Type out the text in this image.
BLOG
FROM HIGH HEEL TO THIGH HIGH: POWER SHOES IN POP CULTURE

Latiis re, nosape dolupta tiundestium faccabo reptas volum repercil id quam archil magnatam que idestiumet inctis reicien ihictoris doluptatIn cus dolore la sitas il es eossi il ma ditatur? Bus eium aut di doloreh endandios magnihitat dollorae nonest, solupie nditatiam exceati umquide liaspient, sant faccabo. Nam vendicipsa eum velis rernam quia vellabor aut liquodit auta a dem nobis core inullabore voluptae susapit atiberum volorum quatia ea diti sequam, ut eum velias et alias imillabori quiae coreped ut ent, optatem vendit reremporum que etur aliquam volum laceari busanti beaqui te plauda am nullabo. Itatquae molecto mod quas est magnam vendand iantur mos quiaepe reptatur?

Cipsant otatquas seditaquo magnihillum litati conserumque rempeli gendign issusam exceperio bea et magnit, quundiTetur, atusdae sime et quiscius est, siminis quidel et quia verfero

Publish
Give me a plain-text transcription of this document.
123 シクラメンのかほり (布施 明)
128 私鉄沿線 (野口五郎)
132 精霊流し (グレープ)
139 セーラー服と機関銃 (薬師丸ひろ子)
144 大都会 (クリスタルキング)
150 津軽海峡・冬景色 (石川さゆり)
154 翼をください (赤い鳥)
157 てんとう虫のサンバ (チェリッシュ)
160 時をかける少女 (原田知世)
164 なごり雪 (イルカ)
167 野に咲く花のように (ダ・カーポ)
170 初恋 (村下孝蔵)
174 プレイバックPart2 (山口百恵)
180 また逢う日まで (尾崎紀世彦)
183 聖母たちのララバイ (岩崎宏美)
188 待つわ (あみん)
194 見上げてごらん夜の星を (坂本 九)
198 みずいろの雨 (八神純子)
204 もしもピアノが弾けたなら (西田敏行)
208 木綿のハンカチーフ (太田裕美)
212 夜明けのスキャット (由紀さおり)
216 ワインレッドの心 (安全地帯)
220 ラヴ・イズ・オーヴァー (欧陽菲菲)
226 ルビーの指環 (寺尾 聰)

────────

▶ [Problem to solve] Extract the complete data, matching each line exactly.

▶ [Complete response]
Type out the text in this image.
BLOG
FROM HIGH HEEL TO THIGH HIGH: POWER SHOES IN POP CULTURE

Latiis re, nosape dolupta tiundestium faccabo reptas volum repercil id quam archil magnatam que idestiumet inctis reicien ihictoris doluptatIn cus dolore la sitas il es eossi il ma ditatur? Bus eium aut di doloreh endandios magnihitat dollorae nonest, solupie nditatiam exceati umquide liaspient, sant faccabo. Nam vendicipsa eum velis rernam quia vellabor aut liquodit auta a dem nobis core inullabore voluptae susapit atiberum volorum quatia ea diti sequam, ut eum velias et alias imillabori quiae coreped ut ent, optatem vendit reremporum que etur aliquam volum laceari busanti beaqui te plauda am nullabo. Itatquae molecto mod quas est magnam vendand iantur mos quiaepe reptatur?

Cipsant otatquas seditaquo magnihillum litati conserumque rempeli gendign issusam exceperio bea et magnit, quundiTetur, atusdae sime et quiscius est, siminis quidel et quia verfero

Publish
Give me a plain-text transcription of this document.
123 シクラメンのかほり (布施 明)
128 私鉄沿線 (野口五郎)
132 精霊流し (グレープ)
139 セーラー服と機関銃 (薬師丸ひろ子)
144 大都会 (クリスタルキング)
150 津軽海峡・冬景色 (石川さゆり)
154 翼をください (赤い鳥)
157 てんとう虫のサンバ (チェリッシュ)
160 時をかける少女 (原田知世)
164 なごり雪 (イルカ)
167 野に咲く花のように (ダ・カーポ)
170 初恋 (村下孝蔵)
174 プレイバックPart2 (山口百恵)
180 また逢う日まで (尾崎紀世彦)
183 聖母たちのララバイ (岩崎宏美)
188 待つわ (あみん)
194 見上げてごらん夜の星を (坂本 九)
198 みずいろの雨 (八神純子)
204 もしもピアノが弾けたなら (西田敏行)
208 木綿のハンカチーフ (太田裕美)
212 夜明けのスキャット (由紀さおり)
216 ワインレッドの心 (安全地帯)
220 ラヴ・イズ・オーヴァー (欧陽菲菲)
226 ルビーの指環 (寺尾 聰)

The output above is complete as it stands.